*Aim of the exercise*
Translate into Spanish the following sentence from the article on the crowdsourced documentary "Italy in a Day": "Germany and France are also currently working on their own versions of the format, the entertainment magazine said."

*Given text*
::::::::::

This is not just a collection of clips of people rustling up steaming pasta dishes, saying "buongiorno" or drinking coffee -- though there is lots of that.
The work also reveals Italians' fears as the country wallows in a recession, their uncertainty over their national identity and refusal to give up on dreams.
While several prisons were provided with recording equipment by the production team to allow inmates to take part, the rest of the material was filmed by Italians themselves on phones, home video cameras and GoPros, revealing both the quotidian and extraordinary.
"What you see on screen was what we received," Salvatores told journalists at the world's oldest film festival, defending the work from what one critic described as "an excess of people showing off their cats."
- 'Collective psychoanalysis' -
"I believe an overdose of television newscasts on unemployment, on the loss of dignity in life, has created a move towards a greater focus on the private sphere, on self portraits, sort of lay confessions," he said.
"The project turned into a collective psychoanalysis session," he added.
Italy's ills are laid bare: from the unemployed young man firing off job applications in vain, to the state witness who rails against corruption, residents protesting over a garbage crisis, a lonely pensioner and a girl who hides from life under her bed sheet with her cat.
"If I was an Italian politician today I would be more moved by these things, even the scenes with cats, than I would be by the arguments and fights we see so often on television," Salvatores said.
"With this project people took the opportunity to send a message in a bottle. The social protest here is clear for all to see: here are ordinary people's desires to hold on to some dignity, to hold on to some of their dreams," he said.
The Italian director said he had been helped hugely by having the 2012 crowdsourced documentary "Britain in a Day" as a prototype, and managed to "expand and improve the concept, tripling the number of videos sent in by the public."
Now Indiana, the production house behind "Italy in a Day", is teeming up with London-based Scott Free to produce "Israel in a Day", according to Variety magazine.
Germany and France are also currently working on their own versions of the format, the entertainment magazine said.

::::::::::

*Data provided*
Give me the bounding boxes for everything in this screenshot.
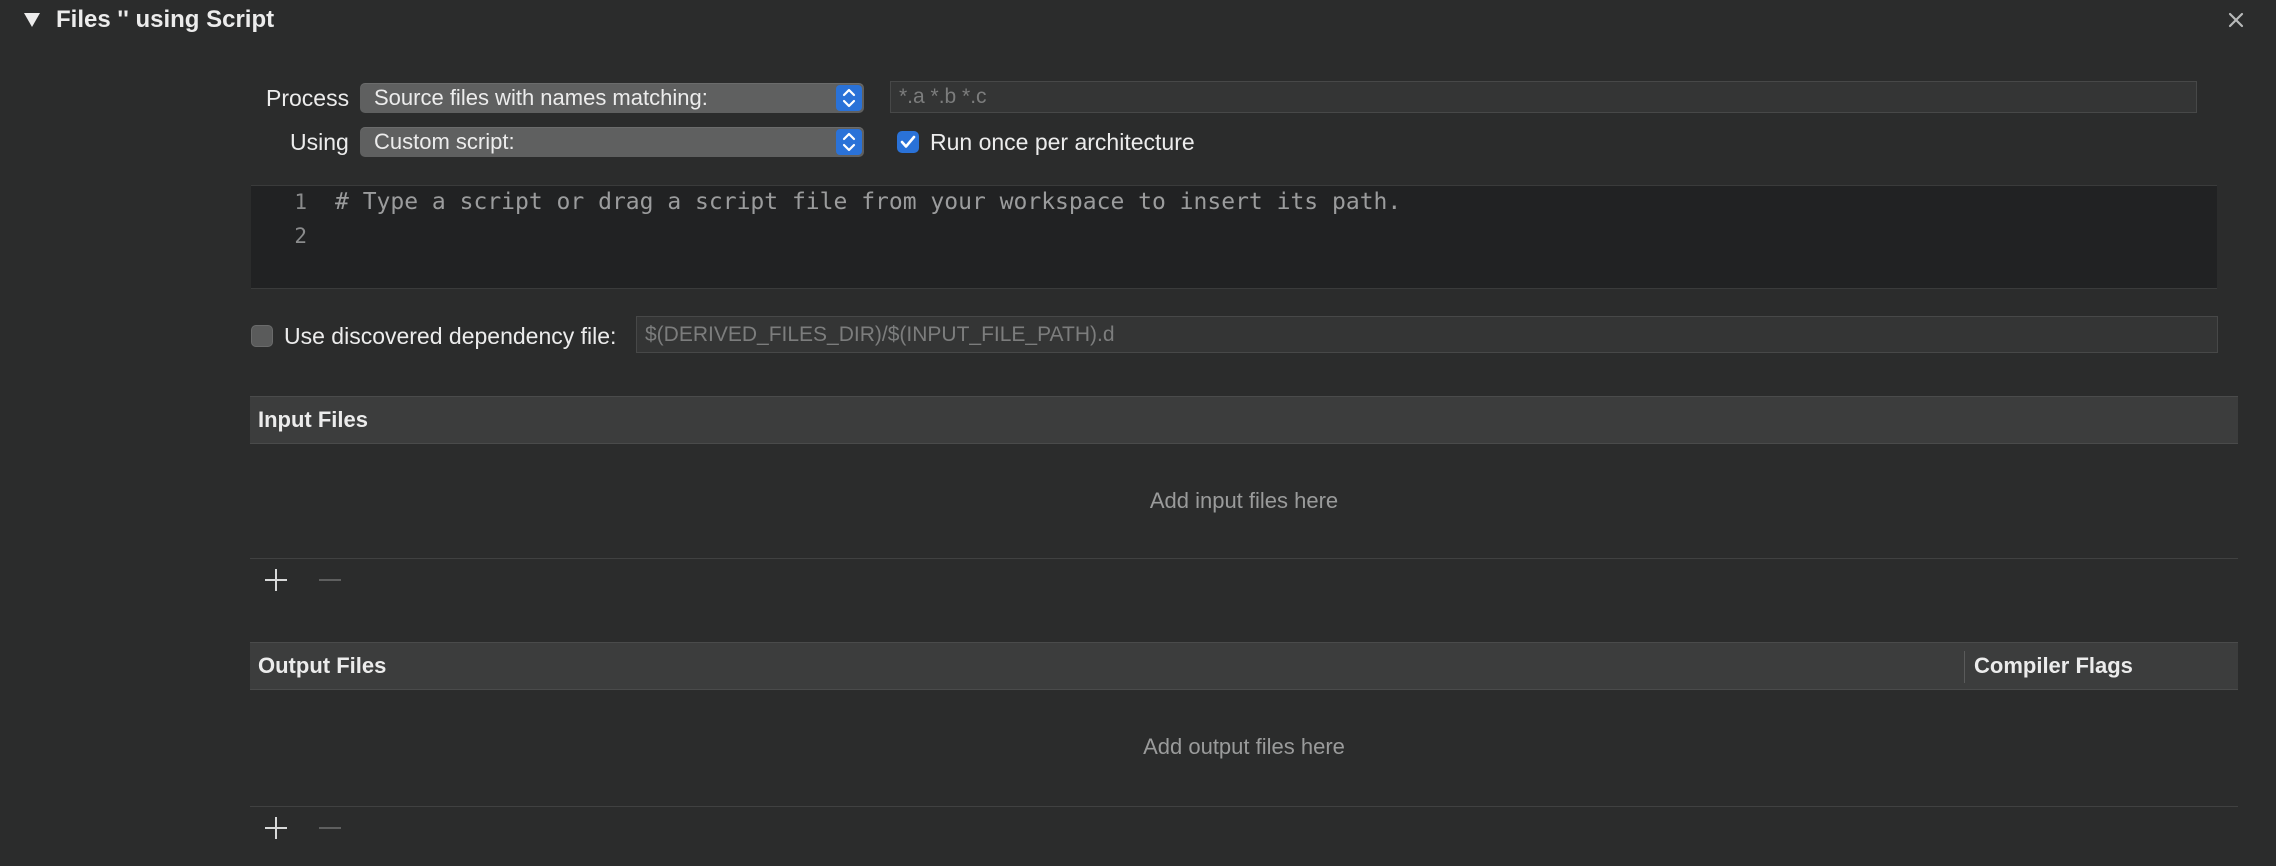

::::::::::

*Exercise response*
Alemania y Francia también están trabajando actualmente en sus propias versiones del formato, según dijo la revista de entretenimiento.